Filter for the word "mantissa" and keep each matching line.
————————
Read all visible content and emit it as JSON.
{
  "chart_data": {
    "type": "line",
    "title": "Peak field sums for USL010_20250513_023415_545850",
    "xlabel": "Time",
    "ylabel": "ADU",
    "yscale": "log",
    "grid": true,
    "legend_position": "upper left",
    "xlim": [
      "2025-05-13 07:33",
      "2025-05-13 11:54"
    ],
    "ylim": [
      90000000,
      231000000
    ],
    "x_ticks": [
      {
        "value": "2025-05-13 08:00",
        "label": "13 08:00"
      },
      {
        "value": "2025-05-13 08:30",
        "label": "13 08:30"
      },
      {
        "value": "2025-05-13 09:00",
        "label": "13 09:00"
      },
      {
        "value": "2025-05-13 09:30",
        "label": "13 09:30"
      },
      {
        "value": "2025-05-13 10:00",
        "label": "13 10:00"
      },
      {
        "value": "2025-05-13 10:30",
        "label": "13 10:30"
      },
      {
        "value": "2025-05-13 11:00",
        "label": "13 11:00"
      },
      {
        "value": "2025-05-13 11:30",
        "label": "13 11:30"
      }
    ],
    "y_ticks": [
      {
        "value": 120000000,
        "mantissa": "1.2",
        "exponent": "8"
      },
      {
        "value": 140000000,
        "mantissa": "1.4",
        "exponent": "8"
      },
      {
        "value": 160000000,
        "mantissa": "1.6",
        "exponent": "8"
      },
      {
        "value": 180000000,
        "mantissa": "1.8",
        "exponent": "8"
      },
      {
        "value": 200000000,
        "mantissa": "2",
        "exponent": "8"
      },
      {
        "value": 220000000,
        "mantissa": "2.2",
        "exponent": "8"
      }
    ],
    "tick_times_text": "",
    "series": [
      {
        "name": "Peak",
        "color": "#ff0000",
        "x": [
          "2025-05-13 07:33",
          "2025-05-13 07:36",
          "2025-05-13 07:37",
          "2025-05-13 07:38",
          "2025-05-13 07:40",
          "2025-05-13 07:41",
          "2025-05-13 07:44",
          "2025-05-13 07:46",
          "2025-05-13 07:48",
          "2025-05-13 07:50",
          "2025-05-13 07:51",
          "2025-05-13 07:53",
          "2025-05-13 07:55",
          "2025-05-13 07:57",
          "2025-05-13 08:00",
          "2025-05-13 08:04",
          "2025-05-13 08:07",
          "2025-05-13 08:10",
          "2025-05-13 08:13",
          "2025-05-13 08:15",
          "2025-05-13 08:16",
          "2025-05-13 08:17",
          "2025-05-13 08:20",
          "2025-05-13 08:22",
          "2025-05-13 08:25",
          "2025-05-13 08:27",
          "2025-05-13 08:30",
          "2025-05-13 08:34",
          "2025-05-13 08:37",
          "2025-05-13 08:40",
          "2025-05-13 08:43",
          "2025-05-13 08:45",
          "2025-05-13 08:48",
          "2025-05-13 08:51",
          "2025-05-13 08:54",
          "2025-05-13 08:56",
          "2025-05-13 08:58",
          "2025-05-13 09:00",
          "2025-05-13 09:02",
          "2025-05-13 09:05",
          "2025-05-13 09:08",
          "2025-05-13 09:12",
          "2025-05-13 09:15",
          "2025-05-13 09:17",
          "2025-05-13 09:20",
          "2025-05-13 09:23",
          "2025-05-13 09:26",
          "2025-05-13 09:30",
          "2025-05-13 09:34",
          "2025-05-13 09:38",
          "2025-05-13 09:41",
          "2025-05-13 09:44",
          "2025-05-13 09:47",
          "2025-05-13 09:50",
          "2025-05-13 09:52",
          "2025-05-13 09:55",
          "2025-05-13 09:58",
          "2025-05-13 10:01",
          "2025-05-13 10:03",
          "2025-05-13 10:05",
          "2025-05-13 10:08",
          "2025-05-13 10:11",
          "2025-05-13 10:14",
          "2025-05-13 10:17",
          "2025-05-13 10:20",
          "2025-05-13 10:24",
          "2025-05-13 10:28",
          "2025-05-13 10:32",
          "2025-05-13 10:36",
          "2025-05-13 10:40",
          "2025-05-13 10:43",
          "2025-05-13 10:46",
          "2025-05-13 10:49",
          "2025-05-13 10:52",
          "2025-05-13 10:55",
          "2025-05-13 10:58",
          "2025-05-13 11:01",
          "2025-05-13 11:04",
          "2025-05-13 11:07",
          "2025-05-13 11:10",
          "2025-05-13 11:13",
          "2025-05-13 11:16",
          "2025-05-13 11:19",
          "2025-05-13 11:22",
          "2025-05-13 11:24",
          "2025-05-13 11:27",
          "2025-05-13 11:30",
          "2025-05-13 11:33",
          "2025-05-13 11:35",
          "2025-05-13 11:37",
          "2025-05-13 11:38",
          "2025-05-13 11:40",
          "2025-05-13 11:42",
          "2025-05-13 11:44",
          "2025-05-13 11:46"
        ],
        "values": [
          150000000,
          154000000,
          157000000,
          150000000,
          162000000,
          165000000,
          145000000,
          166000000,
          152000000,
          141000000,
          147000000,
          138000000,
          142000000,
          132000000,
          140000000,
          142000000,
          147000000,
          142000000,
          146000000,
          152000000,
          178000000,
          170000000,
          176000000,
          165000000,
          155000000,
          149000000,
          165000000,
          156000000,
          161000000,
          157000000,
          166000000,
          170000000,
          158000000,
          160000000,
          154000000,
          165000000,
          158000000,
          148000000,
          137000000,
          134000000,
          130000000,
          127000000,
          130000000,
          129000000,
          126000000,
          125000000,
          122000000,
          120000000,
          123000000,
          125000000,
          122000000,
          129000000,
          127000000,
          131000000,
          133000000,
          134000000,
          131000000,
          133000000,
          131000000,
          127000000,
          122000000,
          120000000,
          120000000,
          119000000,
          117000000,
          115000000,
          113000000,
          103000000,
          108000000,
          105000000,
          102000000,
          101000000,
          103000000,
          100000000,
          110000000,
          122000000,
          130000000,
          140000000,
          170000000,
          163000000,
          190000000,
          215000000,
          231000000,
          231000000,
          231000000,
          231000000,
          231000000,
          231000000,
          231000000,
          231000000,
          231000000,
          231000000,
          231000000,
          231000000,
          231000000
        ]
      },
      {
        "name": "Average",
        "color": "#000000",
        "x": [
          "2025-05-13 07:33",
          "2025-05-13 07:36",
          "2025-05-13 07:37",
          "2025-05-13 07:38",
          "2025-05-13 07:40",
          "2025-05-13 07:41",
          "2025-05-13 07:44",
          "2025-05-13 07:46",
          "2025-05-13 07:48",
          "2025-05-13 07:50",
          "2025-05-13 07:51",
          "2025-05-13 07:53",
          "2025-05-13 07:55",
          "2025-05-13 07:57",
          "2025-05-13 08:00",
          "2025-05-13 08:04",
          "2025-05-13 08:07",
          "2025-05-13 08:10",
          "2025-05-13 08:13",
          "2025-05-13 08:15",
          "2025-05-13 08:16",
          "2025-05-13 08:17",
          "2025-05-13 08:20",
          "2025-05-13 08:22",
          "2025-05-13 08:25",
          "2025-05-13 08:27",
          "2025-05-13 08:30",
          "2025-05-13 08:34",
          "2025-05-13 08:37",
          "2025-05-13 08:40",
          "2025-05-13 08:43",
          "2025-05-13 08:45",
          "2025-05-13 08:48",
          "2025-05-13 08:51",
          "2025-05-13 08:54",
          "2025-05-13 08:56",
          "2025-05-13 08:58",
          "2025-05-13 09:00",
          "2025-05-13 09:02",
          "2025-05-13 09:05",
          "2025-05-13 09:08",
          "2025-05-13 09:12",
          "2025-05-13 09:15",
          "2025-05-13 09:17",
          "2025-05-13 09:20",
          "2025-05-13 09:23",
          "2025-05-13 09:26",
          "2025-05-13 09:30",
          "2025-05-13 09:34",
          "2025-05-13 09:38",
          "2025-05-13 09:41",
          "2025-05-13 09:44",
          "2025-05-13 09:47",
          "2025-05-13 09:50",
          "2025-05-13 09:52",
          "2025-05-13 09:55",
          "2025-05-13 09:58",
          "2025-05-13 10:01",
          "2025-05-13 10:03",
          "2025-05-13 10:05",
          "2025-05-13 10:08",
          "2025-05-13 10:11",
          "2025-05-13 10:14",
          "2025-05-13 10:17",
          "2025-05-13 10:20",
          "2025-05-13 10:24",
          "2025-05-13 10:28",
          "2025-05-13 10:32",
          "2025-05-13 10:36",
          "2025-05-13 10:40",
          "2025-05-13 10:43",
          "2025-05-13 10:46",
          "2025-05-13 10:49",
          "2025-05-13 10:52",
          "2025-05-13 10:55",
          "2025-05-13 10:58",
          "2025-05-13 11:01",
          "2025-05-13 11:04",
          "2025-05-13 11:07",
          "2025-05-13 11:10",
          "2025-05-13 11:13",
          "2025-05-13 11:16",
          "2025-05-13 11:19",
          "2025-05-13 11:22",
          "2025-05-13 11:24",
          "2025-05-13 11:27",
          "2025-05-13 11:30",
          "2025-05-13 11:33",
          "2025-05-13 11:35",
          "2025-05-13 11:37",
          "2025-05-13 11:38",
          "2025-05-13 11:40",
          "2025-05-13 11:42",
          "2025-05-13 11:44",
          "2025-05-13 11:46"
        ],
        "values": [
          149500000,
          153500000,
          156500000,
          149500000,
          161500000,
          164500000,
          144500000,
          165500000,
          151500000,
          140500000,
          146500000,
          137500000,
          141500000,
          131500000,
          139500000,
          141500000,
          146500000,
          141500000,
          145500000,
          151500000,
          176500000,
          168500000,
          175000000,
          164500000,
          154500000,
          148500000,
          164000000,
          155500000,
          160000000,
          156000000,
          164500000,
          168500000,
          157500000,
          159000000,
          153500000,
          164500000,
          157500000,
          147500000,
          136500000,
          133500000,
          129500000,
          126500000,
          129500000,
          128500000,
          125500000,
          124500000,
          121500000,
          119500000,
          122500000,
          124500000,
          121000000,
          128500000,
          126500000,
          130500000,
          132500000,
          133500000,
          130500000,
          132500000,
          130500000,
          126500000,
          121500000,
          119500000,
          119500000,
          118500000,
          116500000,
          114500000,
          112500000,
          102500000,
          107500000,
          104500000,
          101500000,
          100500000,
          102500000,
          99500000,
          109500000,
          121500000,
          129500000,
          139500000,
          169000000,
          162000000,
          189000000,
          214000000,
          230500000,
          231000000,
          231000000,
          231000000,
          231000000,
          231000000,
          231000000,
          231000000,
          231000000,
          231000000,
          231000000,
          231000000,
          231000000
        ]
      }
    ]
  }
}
————————
→ **Result of this exercise**:
        "mantissa": "1.2",
        "mantissa": "1.4",
        "mantissa": "1.6",
        "mantissa": "1.8",
        "mantissa": "2",
        "mantissa": "2.2",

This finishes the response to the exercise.